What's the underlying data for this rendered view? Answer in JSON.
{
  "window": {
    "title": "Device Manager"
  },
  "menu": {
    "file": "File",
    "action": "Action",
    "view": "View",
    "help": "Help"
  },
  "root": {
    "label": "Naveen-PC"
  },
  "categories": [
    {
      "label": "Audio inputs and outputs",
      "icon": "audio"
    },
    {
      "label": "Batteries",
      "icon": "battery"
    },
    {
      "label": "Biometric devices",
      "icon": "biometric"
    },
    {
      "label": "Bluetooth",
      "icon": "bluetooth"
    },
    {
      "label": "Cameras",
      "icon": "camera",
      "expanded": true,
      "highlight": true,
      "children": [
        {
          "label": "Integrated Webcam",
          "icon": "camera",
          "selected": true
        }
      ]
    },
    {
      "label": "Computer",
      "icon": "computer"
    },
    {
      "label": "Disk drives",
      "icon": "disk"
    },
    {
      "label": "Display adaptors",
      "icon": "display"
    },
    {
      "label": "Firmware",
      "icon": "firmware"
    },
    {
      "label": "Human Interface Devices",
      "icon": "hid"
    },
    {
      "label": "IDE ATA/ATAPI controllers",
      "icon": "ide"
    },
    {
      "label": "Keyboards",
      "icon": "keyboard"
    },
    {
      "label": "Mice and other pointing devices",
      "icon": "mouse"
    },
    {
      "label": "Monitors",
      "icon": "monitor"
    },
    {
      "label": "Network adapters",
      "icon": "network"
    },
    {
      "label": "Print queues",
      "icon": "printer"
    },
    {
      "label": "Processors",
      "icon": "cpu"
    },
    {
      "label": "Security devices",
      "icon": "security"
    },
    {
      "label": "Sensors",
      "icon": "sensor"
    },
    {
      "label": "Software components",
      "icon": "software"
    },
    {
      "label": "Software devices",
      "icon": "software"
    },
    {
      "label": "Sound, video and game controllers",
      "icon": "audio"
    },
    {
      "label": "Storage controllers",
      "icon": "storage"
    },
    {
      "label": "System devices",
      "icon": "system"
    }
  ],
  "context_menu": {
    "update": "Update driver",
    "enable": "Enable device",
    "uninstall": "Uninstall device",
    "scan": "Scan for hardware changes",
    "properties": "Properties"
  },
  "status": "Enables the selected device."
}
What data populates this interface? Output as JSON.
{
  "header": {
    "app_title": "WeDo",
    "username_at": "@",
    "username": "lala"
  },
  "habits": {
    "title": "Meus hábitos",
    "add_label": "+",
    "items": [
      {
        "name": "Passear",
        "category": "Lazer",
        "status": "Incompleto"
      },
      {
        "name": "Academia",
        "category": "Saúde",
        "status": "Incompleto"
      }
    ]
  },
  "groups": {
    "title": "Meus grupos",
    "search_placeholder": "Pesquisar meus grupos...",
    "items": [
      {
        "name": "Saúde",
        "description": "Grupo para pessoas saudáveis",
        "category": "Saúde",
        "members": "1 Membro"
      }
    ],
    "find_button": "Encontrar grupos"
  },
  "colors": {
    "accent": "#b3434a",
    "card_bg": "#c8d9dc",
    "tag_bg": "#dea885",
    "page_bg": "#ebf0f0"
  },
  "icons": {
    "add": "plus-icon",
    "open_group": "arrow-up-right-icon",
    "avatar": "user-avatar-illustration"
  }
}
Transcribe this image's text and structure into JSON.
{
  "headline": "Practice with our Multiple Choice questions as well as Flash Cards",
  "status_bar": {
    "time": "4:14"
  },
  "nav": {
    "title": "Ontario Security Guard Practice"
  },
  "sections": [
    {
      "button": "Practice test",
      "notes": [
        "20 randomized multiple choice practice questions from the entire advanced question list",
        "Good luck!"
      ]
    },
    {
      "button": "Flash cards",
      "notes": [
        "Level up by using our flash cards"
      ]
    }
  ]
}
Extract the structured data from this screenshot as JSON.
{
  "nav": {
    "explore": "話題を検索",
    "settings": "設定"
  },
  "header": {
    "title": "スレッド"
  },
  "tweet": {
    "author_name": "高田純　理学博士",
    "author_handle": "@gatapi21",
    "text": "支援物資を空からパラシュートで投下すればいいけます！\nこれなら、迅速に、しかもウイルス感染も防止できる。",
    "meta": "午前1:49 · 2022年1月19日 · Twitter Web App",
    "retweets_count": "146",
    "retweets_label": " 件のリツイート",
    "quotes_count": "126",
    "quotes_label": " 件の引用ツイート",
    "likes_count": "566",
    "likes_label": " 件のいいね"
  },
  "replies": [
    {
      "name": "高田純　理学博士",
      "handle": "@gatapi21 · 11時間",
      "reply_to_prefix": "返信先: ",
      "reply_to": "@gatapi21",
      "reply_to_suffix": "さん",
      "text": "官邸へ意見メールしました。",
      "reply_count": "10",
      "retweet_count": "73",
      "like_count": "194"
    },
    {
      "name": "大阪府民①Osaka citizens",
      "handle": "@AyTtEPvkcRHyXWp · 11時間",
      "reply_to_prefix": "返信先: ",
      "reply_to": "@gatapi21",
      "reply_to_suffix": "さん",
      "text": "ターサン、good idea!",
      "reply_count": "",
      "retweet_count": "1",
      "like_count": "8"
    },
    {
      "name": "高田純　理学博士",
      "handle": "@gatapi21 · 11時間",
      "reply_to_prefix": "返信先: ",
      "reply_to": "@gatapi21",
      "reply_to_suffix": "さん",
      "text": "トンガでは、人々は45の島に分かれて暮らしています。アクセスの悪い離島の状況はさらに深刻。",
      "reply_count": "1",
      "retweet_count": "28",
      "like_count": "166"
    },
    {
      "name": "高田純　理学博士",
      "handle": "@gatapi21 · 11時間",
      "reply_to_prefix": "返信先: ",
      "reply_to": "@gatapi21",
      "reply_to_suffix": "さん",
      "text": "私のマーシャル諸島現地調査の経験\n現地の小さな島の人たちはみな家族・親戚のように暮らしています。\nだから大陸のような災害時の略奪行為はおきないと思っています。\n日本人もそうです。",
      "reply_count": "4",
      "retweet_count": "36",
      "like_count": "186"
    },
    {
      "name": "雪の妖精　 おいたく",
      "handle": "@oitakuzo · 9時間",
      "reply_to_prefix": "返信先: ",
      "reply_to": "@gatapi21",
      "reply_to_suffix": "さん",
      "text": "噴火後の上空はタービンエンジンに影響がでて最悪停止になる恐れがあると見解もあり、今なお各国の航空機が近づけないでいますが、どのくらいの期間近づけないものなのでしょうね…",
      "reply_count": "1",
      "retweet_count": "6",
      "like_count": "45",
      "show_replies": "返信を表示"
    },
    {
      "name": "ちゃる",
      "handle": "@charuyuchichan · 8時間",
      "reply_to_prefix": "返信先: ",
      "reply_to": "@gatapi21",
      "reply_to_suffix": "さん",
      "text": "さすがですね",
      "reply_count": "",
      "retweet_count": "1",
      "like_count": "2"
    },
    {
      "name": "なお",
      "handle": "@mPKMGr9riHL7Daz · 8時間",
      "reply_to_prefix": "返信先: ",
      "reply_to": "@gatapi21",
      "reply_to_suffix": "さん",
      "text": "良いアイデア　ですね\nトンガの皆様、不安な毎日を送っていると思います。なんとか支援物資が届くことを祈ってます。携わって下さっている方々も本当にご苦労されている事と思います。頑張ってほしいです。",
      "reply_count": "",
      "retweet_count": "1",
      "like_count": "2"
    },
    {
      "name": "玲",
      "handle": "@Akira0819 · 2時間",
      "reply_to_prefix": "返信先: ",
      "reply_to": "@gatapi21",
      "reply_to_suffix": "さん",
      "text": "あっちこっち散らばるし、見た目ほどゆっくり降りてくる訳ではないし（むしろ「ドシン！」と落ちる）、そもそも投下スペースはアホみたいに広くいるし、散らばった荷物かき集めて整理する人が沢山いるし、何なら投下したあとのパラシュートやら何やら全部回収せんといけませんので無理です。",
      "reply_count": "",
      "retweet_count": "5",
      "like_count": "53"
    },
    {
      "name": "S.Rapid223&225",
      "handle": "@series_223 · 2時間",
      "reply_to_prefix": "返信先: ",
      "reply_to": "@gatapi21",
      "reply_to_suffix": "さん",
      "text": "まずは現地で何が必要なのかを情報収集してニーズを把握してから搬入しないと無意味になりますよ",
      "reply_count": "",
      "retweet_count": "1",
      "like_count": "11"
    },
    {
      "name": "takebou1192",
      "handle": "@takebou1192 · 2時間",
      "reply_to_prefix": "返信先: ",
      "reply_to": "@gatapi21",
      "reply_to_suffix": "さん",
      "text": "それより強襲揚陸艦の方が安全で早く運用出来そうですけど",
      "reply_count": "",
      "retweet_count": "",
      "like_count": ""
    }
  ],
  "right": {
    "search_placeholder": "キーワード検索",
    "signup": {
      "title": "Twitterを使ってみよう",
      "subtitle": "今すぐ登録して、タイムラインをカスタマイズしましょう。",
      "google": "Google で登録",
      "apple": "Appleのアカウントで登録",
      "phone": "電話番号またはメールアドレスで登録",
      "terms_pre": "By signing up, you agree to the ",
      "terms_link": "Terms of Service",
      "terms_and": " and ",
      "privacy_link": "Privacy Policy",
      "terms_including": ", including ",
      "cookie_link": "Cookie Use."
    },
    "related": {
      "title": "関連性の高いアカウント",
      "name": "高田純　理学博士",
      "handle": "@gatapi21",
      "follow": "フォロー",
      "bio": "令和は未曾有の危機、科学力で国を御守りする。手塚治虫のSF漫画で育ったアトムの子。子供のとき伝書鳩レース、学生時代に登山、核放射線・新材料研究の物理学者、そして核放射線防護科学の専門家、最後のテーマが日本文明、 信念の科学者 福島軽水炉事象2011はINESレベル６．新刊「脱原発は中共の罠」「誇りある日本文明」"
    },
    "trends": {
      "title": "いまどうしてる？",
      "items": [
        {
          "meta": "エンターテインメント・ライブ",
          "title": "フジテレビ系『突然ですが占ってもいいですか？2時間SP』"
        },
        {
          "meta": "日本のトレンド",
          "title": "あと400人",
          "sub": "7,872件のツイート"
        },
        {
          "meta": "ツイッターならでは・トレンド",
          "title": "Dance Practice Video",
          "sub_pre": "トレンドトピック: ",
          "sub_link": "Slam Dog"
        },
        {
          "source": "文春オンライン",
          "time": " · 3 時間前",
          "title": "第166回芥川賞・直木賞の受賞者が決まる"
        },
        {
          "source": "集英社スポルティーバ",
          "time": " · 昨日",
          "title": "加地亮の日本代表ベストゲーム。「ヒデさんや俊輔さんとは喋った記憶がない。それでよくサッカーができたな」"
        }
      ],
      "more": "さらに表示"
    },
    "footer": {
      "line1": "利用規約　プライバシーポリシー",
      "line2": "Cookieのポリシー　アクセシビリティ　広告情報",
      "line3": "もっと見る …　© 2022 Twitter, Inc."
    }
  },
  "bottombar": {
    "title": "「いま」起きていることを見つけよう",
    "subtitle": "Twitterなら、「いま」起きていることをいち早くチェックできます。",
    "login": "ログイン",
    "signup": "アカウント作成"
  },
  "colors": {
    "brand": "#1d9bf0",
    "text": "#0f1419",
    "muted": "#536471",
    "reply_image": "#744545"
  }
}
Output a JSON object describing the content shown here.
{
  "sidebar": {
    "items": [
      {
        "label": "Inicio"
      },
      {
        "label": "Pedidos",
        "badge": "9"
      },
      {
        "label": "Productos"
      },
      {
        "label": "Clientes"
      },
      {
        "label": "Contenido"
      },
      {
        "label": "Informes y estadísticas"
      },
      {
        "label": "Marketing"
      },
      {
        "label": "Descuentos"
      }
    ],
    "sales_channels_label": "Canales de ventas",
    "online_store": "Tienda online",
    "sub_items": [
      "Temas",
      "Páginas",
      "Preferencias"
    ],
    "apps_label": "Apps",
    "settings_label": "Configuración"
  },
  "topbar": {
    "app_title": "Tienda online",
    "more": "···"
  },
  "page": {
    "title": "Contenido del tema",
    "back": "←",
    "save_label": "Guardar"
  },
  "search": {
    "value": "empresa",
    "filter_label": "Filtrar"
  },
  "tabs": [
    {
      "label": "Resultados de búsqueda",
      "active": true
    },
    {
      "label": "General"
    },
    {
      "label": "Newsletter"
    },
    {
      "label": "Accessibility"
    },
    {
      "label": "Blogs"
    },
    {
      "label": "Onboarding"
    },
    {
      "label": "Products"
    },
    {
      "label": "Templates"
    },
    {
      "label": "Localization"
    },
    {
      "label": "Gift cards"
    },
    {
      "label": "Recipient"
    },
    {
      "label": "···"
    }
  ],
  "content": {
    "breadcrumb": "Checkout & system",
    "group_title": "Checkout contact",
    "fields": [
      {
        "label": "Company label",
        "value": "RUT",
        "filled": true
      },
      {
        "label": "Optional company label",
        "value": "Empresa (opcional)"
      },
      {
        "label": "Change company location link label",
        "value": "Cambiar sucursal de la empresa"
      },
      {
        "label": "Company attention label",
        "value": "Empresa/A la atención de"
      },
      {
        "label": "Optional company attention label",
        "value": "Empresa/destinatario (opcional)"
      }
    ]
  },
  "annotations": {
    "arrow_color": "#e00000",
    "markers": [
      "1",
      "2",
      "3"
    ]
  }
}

--*--

# EXERCISE:
Reproduce every line of the listing above in which the string "controllers" appears.

# FINAL ANSWER:
      "label": "IDE ATA/ATAPI controllers",
      "label": "Sound, video and game controllers",
      "label": "Storage controllers",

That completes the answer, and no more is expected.